### RAW RECORDS:

(begin)

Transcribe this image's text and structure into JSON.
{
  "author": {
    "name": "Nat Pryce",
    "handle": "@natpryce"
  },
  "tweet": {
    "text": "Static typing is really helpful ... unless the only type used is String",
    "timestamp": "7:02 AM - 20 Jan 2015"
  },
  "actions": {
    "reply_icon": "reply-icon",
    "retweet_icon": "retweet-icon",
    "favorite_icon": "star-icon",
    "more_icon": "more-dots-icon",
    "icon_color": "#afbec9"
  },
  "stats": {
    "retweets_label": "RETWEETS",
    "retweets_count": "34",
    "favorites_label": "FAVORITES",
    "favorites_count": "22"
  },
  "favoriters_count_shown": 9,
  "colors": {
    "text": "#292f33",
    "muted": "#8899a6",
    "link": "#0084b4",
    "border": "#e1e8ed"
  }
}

(end)

### SET EXERCISE:
Above are the records; retype them all without a single difference.

### ANSWER TO THE TASK:
Transcribe this image's text and structure into JSON.
{
  "author": {
    "name": "Nat Pryce",
    "handle": "@natpryce"
  },
  "tweet": {
    "text": "Static typing is really helpful ... unless the only type used is String",
    "timestamp": "7:02 AM - 20 Jan 2015"
  },
  "actions": {
    "reply_icon": "reply-icon",
    "retweet_icon": "retweet-icon",
    "favorite_icon": "star-icon",
    "more_icon": "more-dots-icon",
    "icon_color": "#afbec9"
  },
  "stats": {
    "retweets_label": "RETWEETS",
    "retweets_count": "34",
    "favorites_label": "FAVORITES",
    "favorites_count": "22"
  },
  "favoriters_count_shown": 9,
  "colors": {
    "text": "#292f33",
    "muted": "#8899a6",
    "link": "#0084b4",
    "border": "#e1e8ed"
  }
}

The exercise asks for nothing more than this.